** Start of Data entries **

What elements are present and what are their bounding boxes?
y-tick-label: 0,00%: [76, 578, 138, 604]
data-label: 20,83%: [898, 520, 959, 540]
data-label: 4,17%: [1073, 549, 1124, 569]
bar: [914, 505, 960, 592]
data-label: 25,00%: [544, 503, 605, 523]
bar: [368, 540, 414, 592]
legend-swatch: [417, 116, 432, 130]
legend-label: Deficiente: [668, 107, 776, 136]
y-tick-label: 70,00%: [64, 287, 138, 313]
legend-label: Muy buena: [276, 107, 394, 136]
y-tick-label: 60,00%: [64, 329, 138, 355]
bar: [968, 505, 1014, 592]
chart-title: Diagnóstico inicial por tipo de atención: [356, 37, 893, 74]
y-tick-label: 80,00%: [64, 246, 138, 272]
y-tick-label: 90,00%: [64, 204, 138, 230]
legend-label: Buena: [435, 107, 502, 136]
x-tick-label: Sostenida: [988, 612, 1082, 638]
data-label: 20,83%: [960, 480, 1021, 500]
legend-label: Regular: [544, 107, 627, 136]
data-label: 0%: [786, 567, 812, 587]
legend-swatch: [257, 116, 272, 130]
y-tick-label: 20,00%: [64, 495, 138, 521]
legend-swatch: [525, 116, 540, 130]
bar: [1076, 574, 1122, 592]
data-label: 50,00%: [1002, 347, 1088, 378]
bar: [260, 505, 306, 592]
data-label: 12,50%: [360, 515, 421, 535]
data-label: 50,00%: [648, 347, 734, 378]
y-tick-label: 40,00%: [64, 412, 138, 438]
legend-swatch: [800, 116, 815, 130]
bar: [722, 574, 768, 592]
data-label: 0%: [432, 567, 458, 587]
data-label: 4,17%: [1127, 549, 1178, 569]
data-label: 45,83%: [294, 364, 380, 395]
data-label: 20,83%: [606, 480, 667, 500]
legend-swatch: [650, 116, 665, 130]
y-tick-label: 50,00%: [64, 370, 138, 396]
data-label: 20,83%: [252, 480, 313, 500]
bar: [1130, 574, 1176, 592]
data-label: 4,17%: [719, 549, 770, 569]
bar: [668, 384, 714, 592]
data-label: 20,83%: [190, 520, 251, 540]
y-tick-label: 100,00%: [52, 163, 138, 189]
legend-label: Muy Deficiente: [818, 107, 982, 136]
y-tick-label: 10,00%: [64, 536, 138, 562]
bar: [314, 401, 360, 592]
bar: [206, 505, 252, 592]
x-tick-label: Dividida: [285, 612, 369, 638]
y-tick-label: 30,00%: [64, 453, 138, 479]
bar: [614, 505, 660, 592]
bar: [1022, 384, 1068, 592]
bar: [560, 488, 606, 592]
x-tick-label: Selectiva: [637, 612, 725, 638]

** End of Data entries **

▶ Directive: Can you repeat every line of the data above without changing anything, keeping the original order?

▶ The completed task:
What elements are present and what are their bounding boxes?
y-tick-label: 0,00%: [76, 578, 138, 604]
data-label: 20,83%: [898, 520, 959, 540]
data-label: 4,17%: [1073, 549, 1124, 569]
bar: [914, 505, 960, 592]
data-label: 25,00%: [544, 503, 605, 523]
bar: [368, 540, 414, 592]
legend-swatch: [417, 116, 432, 130]
legend-label: Deficiente: [668, 107, 776, 136]
y-tick-label: 70,00%: [64, 287, 138, 313]
legend-label: Muy buena: [276, 107, 394, 136]
y-tick-label: 60,00%: [64, 329, 138, 355]
bar: [968, 505, 1014, 592]
chart-title: Diagnóstico inicial por tipo de atención: [356, 37, 893, 74]
y-tick-label: 80,00%: [64, 246, 138, 272]
y-tick-label: 90,00%: [64, 204, 138, 230]
legend-label: Buena: [435, 107, 502, 136]
x-tick-label: Sostenida: [988, 612, 1082, 638]
data-label: 20,83%: [960, 480, 1021, 500]
legend-label: Regular: [544, 107, 627, 136]
data-label: 0%: [786, 567, 812, 587]
legend-swatch: [257, 116, 272, 130]
y-tick-label: 20,00%: [64, 495, 138, 521]
legend-swatch: [525, 116, 540, 130]
bar: [1076, 574, 1122, 592]
data-label: 50,00%: [1002, 347, 1088, 378]
bar: [260, 505, 306, 592]
data-label: 12,50%: [360, 515, 421, 535]
data-label: 50,00%: [648, 347, 734, 378]
y-tick-label: 40,00%: [64, 412, 138, 438]
legend-swatch: [800, 116, 815, 130]
bar: [722, 574, 768, 592]
data-label: 0%: [432, 567, 458, 587]
data-label: 4,17%: [1127, 549, 1178, 569]
data-label: 45,83%: [294, 364, 380, 395]
data-label: 20,83%: [606, 480, 667, 500]
legend-swatch: [650, 116, 665, 130]
y-tick-label: 50,00%: [64, 370, 138, 396]
data-label: 20,83%: [252, 480, 313, 500]
bar: [1130, 574, 1176, 592]
data-label: 4,17%: [719, 549, 770, 569]
bar: [668, 384, 714, 592]
data-label: 20,83%: [190, 520, 251, 540]
y-tick-label: 100,00%: [52, 163, 138, 189]
legend-label: Muy Deficiente: [818, 107, 982, 136]
y-tick-label: 10,00%: [64, 536, 138, 562]
bar: [314, 401, 360, 592]
bar: [206, 505, 252, 592]
x-tick-label: Dividida: [285, 612, 369, 638]
y-tick-label: 30,00%: [64, 453, 138, 479]
bar: [614, 505, 660, 592]
bar: [1022, 384, 1068, 592]
bar: [560, 488, 606, 592]
x-tick-label: Selectiva: [637, 612, 725, 638]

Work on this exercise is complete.